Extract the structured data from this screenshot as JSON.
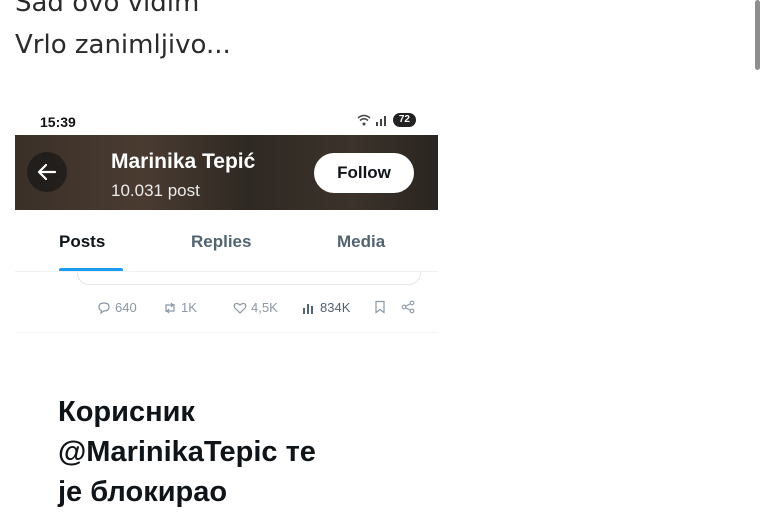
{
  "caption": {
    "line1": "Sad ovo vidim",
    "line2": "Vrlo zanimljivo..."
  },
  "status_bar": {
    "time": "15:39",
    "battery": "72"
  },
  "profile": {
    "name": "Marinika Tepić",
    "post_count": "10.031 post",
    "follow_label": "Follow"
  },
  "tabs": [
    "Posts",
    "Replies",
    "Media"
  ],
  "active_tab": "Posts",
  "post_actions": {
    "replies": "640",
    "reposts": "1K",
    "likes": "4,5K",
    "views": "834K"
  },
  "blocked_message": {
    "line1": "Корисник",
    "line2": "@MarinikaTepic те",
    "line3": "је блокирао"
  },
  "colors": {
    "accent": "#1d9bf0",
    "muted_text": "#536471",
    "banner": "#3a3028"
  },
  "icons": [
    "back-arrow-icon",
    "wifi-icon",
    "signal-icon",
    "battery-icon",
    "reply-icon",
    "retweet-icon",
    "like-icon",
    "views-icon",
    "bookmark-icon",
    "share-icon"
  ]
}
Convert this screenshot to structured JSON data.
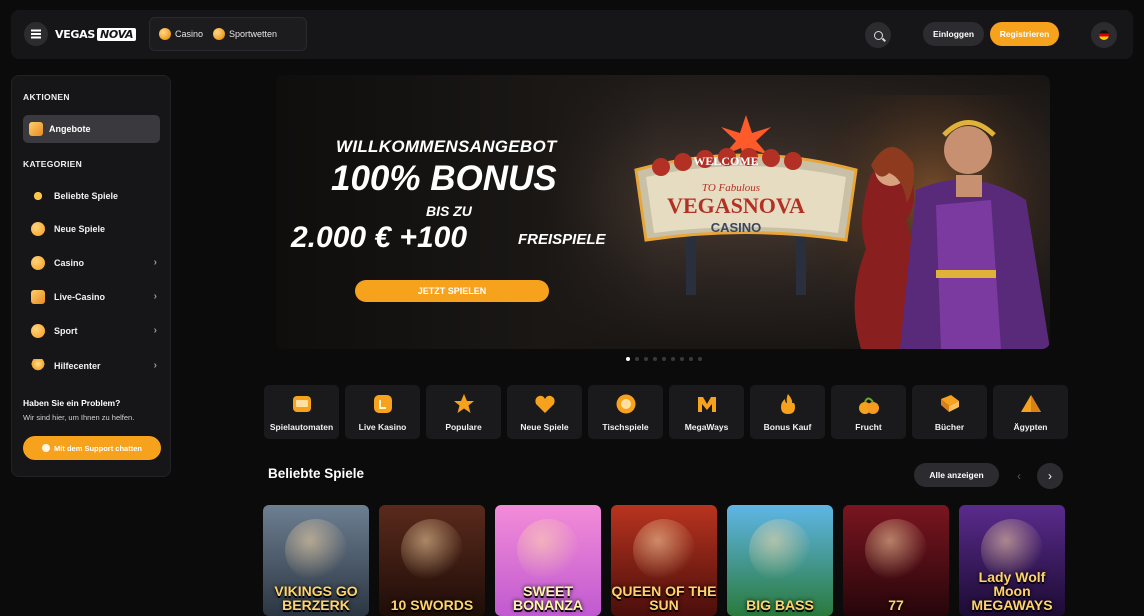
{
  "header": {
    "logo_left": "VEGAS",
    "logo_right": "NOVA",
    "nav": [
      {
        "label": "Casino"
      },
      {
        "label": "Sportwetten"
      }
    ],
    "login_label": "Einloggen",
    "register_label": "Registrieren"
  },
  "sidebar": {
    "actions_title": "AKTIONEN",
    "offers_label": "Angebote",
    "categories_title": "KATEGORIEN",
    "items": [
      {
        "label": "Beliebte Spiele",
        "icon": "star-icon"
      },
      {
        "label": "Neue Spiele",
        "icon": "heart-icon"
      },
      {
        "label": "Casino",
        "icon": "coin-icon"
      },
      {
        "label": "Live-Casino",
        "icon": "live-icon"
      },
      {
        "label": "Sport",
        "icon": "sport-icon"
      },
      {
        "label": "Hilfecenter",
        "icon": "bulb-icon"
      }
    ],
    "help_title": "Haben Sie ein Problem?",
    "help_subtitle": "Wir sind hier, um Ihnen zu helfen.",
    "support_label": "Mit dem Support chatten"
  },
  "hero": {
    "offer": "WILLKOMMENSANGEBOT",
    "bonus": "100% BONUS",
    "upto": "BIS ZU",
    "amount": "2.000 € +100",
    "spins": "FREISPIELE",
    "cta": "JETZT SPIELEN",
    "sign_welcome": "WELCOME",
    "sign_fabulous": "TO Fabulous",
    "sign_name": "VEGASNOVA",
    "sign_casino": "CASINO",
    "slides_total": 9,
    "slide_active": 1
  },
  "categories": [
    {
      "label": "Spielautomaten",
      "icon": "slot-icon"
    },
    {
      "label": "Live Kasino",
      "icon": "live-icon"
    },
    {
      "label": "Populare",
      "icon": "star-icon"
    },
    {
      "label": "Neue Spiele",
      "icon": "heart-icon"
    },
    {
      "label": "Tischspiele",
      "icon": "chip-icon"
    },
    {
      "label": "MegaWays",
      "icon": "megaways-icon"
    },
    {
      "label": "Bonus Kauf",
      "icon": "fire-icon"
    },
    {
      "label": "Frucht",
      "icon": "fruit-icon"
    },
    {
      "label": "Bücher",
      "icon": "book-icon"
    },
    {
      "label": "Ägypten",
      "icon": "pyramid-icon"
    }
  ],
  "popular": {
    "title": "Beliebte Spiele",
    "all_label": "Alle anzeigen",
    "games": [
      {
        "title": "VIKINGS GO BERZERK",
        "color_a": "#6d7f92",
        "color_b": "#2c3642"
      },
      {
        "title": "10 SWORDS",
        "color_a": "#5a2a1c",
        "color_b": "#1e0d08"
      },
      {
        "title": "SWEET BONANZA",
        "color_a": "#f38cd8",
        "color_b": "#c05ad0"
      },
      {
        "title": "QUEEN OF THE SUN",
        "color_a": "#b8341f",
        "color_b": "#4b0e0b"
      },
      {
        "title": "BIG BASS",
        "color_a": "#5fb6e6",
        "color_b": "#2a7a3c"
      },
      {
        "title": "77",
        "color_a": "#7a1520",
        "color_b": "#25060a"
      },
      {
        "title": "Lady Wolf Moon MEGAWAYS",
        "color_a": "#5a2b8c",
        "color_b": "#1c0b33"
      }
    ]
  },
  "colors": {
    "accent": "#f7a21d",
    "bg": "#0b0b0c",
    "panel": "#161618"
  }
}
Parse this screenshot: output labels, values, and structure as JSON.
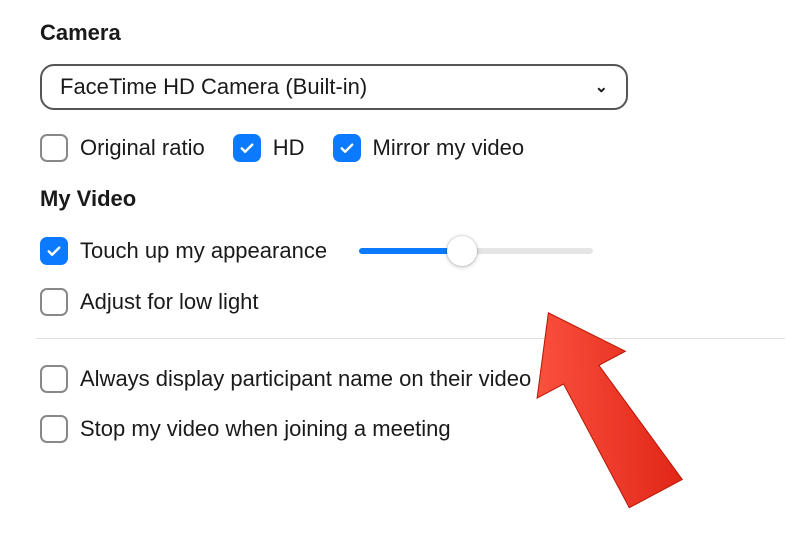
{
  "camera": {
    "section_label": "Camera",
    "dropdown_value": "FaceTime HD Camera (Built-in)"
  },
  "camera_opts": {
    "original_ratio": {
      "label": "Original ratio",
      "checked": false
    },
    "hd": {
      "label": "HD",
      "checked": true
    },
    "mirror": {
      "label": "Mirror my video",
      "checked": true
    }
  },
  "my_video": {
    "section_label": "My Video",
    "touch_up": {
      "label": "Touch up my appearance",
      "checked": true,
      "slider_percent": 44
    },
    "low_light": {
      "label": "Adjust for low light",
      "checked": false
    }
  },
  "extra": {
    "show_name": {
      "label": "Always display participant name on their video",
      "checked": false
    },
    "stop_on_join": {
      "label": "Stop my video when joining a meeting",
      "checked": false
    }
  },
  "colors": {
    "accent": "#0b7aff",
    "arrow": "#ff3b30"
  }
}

..........

Your output should consist solely of the lines from the line containing "Parse this screenshot: output" through the end of the data above, copied exactly, with images removed.

Parse this screenshot: output labels, values, and structure as JSON.
{
  "camera": {
    "section_label": "Camera",
    "dropdown_value": "FaceTime HD Camera (Built-in)"
  },
  "camera_opts": {
    "original_ratio": {
      "label": "Original ratio",
      "checked": false
    },
    "hd": {
      "label": "HD",
      "checked": true
    },
    "mirror": {
      "label": "Mirror my video",
      "checked": true
    }
  },
  "my_video": {
    "section_label": "My Video",
    "touch_up": {
      "label": "Touch up my appearance",
      "checked": true,
      "slider_percent": 44
    },
    "low_light": {
      "label": "Adjust for low light",
      "checked": false
    }
  },
  "extra": {
    "show_name": {
      "label": "Always display participant name on their video",
      "checked": false
    },
    "stop_on_join": {
      "label": "Stop my video when joining a meeting",
      "checked": false
    }
  },
  "colors": {
    "accent": "#0b7aff",
    "arrow": "#ff3b30"
  }
}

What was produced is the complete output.